◆ **Your goal**: All of the material below is to be restated word for word, apart from the pictures.

-- START OF Task inputs --

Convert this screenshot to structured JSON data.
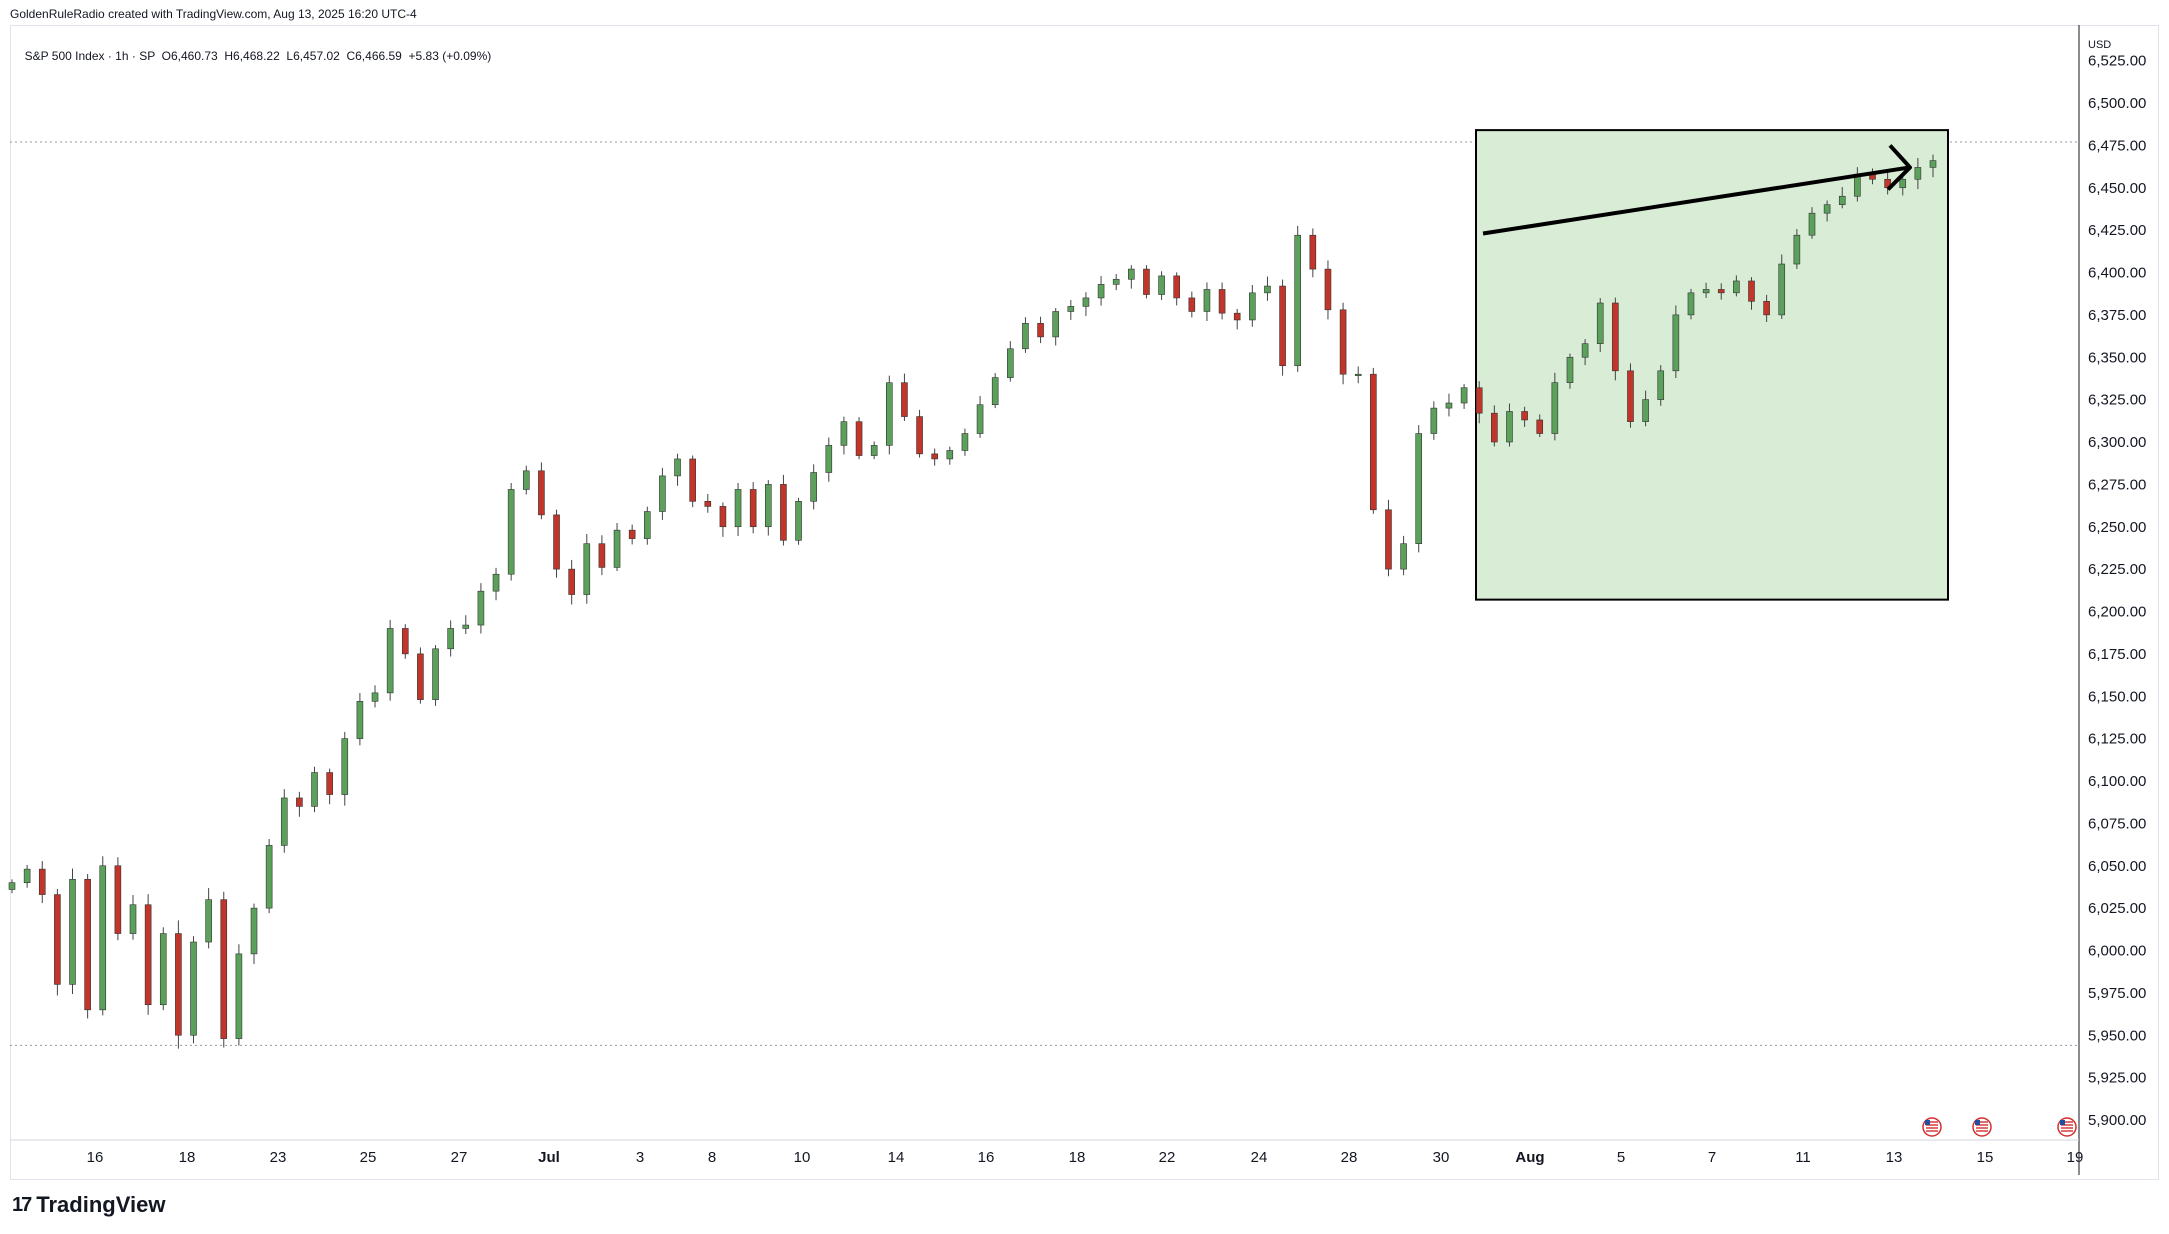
{
  "header": {
    "credit": "GoldenRuleRadio created with TradingView.com, Aug 13, 2025 16:20 UTC-4"
  },
  "legend": {
    "symbol": "S&P 500 Index · 1h · SP",
    "ohlc": "O6,460.73  H6,468.22  L6,457.02  C6,466.59  +5.83 (+0.09%)"
  },
  "price_axis": {
    "currency": "USD",
    "ticks": [
      "6,525.00",
      "6,500.00",
      "6,475.00",
      "6,450.00",
      "6,425.00",
      "6,400.00",
      "6,375.00",
      "6,350.00",
      "6,325.00",
      "6,300.00",
      "6,275.00",
      "6,250.00",
      "6,225.00",
      "6,200.00",
      "6,175.00",
      "6,150.00",
      "6,125.00",
      "6,100.00",
      "6,075.00",
      "6,050.00",
      "6,025.00",
      "6,000.00",
      "5,975.00",
      "5,950.00",
      "5,925.00",
      "5,900.00"
    ]
  },
  "logo": {
    "text": "TradingView",
    "mark": "17"
  },
  "colors": {
    "up": "#26a69a",
    "up_fill": "#5ba15b",
    "down": "#c1352a",
    "highlight_fill": "#d8ecd6",
    "highlight_border": "#000000",
    "grid_dotted": "#9598a1"
  },
  "chart_data": {
    "type": "candlestick",
    "title": "S&P 500 Index · 1h · SP",
    "ylim": [
      5890,
      6535
    ],
    "x_tick_labels": [
      "16",
      "18",
      "23",
      "25",
      "27",
      "Jul",
      "3",
      "8",
      "10",
      "14",
      "16",
      "18",
      "22",
      "24",
      "28",
      "30",
      "Aug",
      "5",
      "7",
      "11",
      "13",
      "15",
      "19"
    ],
    "reference_lines": [
      6477,
      5944
    ],
    "annotation": {
      "box": {
        "x_start_label": "Jul 31",
        "x_end_label": "Aug 13",
        "y_low": 6207,
        "y_high": 6484
      },
      "arrow": {
        "from_price": 6423,
        "to_price": 6462
      }
    },
    "path": [
      [
        6040,
        0
      ],
      [
        6048,
        2
      ],
      [
        6033,
        3
      ],
      [
        5980,
        3
      ],
      [
        6042,
        4
      ],
      [
        5965,
        2
      ],
      [
        6050,
        3
      ],
      [
        6010,
        3
      ],
      [
        6027,
        3
      ],
      [
        5968,
        4
      ],
      [
        6010,
        3
      ],
      [
        5950,
        4
      ],
      [
        6005,
        3
      ],
      [
        6030,
        3
      ],
      [
        5948,
        3
      ],
      [
        5998,
        3
      ],
      [
        6025,
        2
      ],
      [
        6062,
        2
      ],
      [
        6090,
        3
      ],
      [
        6085,
        3
      ],
      [
        6105,
        2
      ],
      [
        6092,
        2
      ],
      [
        6125,
        3
      ],
      [
        6147,
        3
      ],
      [
        6152,
        2
      ],
      [
        6190,
        2
      ],
      [
        6175,
        2
      ],
      [
        6148,
        2
      ],
      [
        6178,
        2
      ],
      [
        6190,
        2
      ],
      [
        6192,
        2
      ],
      [
        6212,
        3
      ],
      [
        6222,
        2
      ],
      [
        6272,
        2
      ],
      [
        6283,
        2
      ],
      [
        6257,
        2
      ],
      [
        6225,
        2
      ],
      [
        6210,
        2
      ],
      [
        6240,
        2
      ],
      [
        6226,
        2
      ],
      [
        6248,
        2
      ],
      [
        6243,
        2
      ],
      [
        6259,
        2
      ],
      [
        6280,
        2
      ],
      [
        6290,
        2
      ],
      [
        6265,
        2
      ],
      [
        6262,
        2
      ],
      [
        6250,
        2
      ],
      [
        6272,
        2
      ],
      [
        6250,
        2
      ],
      [
        6275,
        2
      ],
      [
        6242,
        2
      ],
      [
        6265,
        2
      ],
      [
        6282,
        2
      ],
      [
        6298,
        2
      ],
      [
        6312,
        2
      ],
      [
        6292,
        2
      ],
      [
        6298,
        2
      ],
      [
        6335,
        2
      ],
      [
        6315,
        2
      ],
      [
        6293,
        2
      ],
      [
        6290,
        2
      ],
      [
        6295,
        2
      ],
      [
        6305,
        2
      ],
      [
        6322,
        2
      ],
      [
        6338,
        2
      ],
      [
        6355,
        2
      ],
      [
        6370,
        2
      ],
      [
        6362,
        2
      ],
      [
        6377,
        2
      ],
      [
        6380,
        2
      ],
      [
        6385,
        2
      ],
      [
        6393,
        2
      ],
      [
        6396,
        2
      ],
      [
        6402,
        2
      ],
      [
        6387,
        2
      ],
      [
        6398,
        2
      ],
      [
        6385,
        2
      ],
      [
        6377,
        2
      ],
      [
        6390,
        2
      ],
      [
        6376,
        2
      ],
      [
        6372,
        2
      ],
      [
        6388,
        2
      ],
      [
        6392,
        2
      ],
      [
        6345,
        2
      ],
      [
        6422,
        2
      ],
      [
        6402,
        2
      ],
      [
        6378,
        2
      ],
      [
        6340,
        2
      ],
      [
        6340,
        2
      ],
      [
        6260,
        2
      ],
      [
        6225,
        2
      ],
      [
        6240,
        2
      ],
      [
        6305,
        2
      ],
      [
        6320,
        2
      ],
      [
        6323,
        2
      ],
      [
        6332,
        2
      ],
      [
        6317,
        2
      ],
      [
        6300,
        2
      ],
      [
        6318,
        2
      ],
      [
        6313,
        2
      ],
      [
        6305,
        2
      ],
      [
        6335,
        2
      ],
      [
        6350,
        2
      ],
      [
        6358,
        2
      ],
      [
        6382,
        2
      ],
      [
        6342,
        2
      ],
      [
        6312,
        2
      ],
      [
        6325,
        2
      ],
      [
        6342,
        2
      ],
      [
        6375,
        2
      ],
      [
        6388,
        2
      ],
      [
        6390,
        2
      ],
      [
        6388,
        2
      ],
      [
        6395,
        2
      ],
      [
        6383,
        2
      ],
      [
        6375,
        2
      ],
      [
        6405,
        2
      ],
      [
        6422,
        2
      ],
      [
        6435,
        2
      ],
      [
        6440,
        2
      ],
      [
        6445,
        2
      ],
      [
        6458,
        2
      ],
      [
        6455,
        2
      ],
      [
        6450,
        2
      ],
      [
        6455,
        2
      ],
      [
        6462,
        2
      ],
      [
        6466,
        2
      ]
    ]
  }
}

-- END OF Task inputs --

◆ **Expected output**:
Convert this screenshot to structured JSON data.
{
  "header": {
    "credit": "GoldenRuleRadio created with TradingView.com, Aug 13, 2025 16:20 UTC-4"
  },
  "legend": {
    "symbol": "S&P 500 Index · 1h · SP",
    "ohlc": "O6,460.73  H6,468.22  L6,457.02  C6,466.59  +5.83 (+0.09%)"
  },
  "price_axis": {
    "currency": "USD",
    "ticks": [
      "6,525.00",
      "6,500.00",
      "6,475.00",
      "6,450.00",
      "6,425.00",
      "6,400.00",
      "6,375.00",
      "6,350.00",
      "6,325.00",
      "6,300.00",
      "6,275.00",
      "6,250.00",
      "6,225.00",
      "6,200.00",
      "6,175.00",
      "6,150.00",
      "6,125.00",
      "6,100.00",
      "6,075.00",
      "6,050.00",
      "6,025.00",
      "6,000.00",
      "5,975.00",
      "5,950.00",
      "5,925.00",
      "5,900.00"
    ]
  },
  "logo": {
    "text": "TradingView",
    "mark": "17"
  },
  "colors": {
    "up": "#26a69a",
    "up_fill": "#5ba15b",
    "down": "#c1352a",
    "highlight_fill": "#d8ecd6",
    "highlight_border": "#000000",
    "grid_dotted": "#9598a1"
  },
  "chart_data": {
    "type": "candlestick",
    "title": "S&P 500 Index · 1h · SP",
    "ylim": [
      5890,
      6535
    ],
    "x_tick_labels": [
      "16",
      "18",
      "23",
      "25",
      "27",
      "Jul",
      "3",
      "8",
      "10",
      "14",
      "16",
      "18",
      "22",
      "24",
      "28",
      "30",
      "Aug",
      "5",
      "7",
      "11",
      "13",
      "15",
      "19"
    ],
    "reference_lines": [
      6477,
      5944
    ],
    "annotation": {
      "box": {
        "x_start_label": "Jul 31",
        "x_end_label": "Aug 13",
        "y_low": 6207,
        "y_high": 6484
      },
      "arrow": {
        "from_price": 6423,
        "to_price": 6462
      }
    },
    "path": [
      [
        6040,
        0
      ],
      [
        6048,
        2
      ],
      [
        6033,
        3
      ],
      [
        5980,
        3
      ],
      [
        6042,
        4
      ],
      [
        5965,
        2
      ],
      [
        6050,
        3
      ],
      [
        6010,
        3
      ],
      [
        6027,
        3
      ],
      [
        5968,
        4
      ],
      [
        6010,
        3
      ],
      [
        5950,
        4
      ],
      [
        6005,
        3
      ],
      [
        6030,
        3
      ],
      [
        5948,
        3
      ],
      [
        5998,
        3
      ],
      [
        6025,
        2
      ],
      [
        6062,
        2
      ],
      [
        6090,
        3
      ],
      [
        6085,
        3
      ],
      [
        6105,
        2
      ],
      [
        6092,
        2
      ],
      [
        6125,
        3
      ],
      [
        6147,
        3
      ],
      [
        6152,
        2
      ],
      [
        6190,
        2
      ],
      [
        6175,
        2
      ],
      [
        6148,
        2
      ],
      [
        6178,
        2
      ],
      [
        6190,
        2
      ],
      [
        6192,
        2
      ],
      [
        6212,
        3
      ],
      [
        6222,
        2
      ],
      [
        6272,
        2
      ],
      [
        6283,
        2
      ],
      [
        6257,
        2
      ],
      [
        6225,
        2
      ],
      [
        6210,
        2
      ],
      [
        6240,
        2
      ],
      [
        6226,
        2
      ],
      [
        6248,
        2
      ],
      [
        6243,
        2
      ],
      [
        6259,
        2
      ],
      [
        6280,
        2
      ],
      [
        6290,
        2
      ],
      [
        6265,
        2
      ],
      [
        6262,
        2
      ],
      [
        6250,
        2
      ],
      [
        6272,
        2
      ],
      [
        6250,
        2
      ],
      [
        6275,
        2
      ],
      [
        6242,
        2
      ],
      [
        6265,
        2
      ],
      [
        6282,
        2
      ],
      [
        6298,
        2
      ],
      [
        6312,
        2
      ],
      [
        6292,
        2
      ],
      [
        6298,
        2
      ],
      [
        6335,
        2
      ],
      [
        6315,
        2
      ],
      [
        6293,
        2
      ],
      [
        6290,
        2
      ],
      [
        6295,
        2
      ],
      [
        6305,
        2
      ],
      [
        6322,
        2
      ],
      [
        6338,
        2
      ],
      [
        6355,
        2
      ],
      [
        6370,
        2
      ],
      [
        6362,
        2
      ],
      [
        6377,
        2
      ],
      [
        6380,
        2
      ],
      [
        6385,
        2
      ],
      [
        6393,
        2
      ],
      [
        6396,
        2
      ],
      [
        6402,
        2
      ],
      [
        6387,
        2
      ],
      [
        6398,
        2
      ],
      [
        6385,
        2
      ],
      [
        6377,
        2
      ],
      [
        6390,
        2
      ],
      [
        6376,
        2
      ],
      [
        6372,
        2
      ],
      [
        6388,
        2
      ],
      [
        6392,
        2
      ],
      [
        6345,
        2
      ],
      [
        6422,
        2
      ],
      [
        6402,
        2
      ],
      [
        6378,
        2
      ],
      [
        6340,
        2
      ],
      [
        6340,
        2
      ],
      [
        6260,
        2
      ],
      [
        6225,
        2
      ],
      [
        6240,
        2
      ],
      [
        6305,
        2
      ],
      [
        6320,
        2
      ],
      [
        6323,
        2
      ],
      [
        6332,
        2
      ],
      [
        6317,
        2
      ],
      [
        6300,
        2
      ],
      [
        6318,
        2
      ],
      [
        6313,
        2
      ],
      [
        6305,
        2
      ],
      [
        6335,
        2
      ],
      [
        6350,
        2
      ],
      [
        6358,
        2
      ],
      [
        6382,
        2
      ],
      [
        6342,
        2
      ],
      [
        6312,
        2
      ],
      [
        6325,
        2
      ],
      [
        6342,
        2
      ],
      [
        6375,
        2
      ],
      [
        6388,
        2
      ],
      [
        6390,
        2
      ],
      [
        6388,
        2
      ],
      [
        6395,
        2
      ],
      [
        6383,
        2
      ],
      [
        6375,
        2
      ],
      [
        6405,
        2
      ],
      [
        6422,
        2
      ],
      [
        6435,
        2
      ],
      [
        6440,
        2
      ],
      [
        6445,
        2
      ],
      [
        6458,
        2
      ],
      [
        6455,
        2
      ],
      [
        6450,
        2
      ],
      [
        6455,
        2
      ],
      [
        6462,
        2
      ],
      [
        6466,
        2
      ]
    ]
  }
}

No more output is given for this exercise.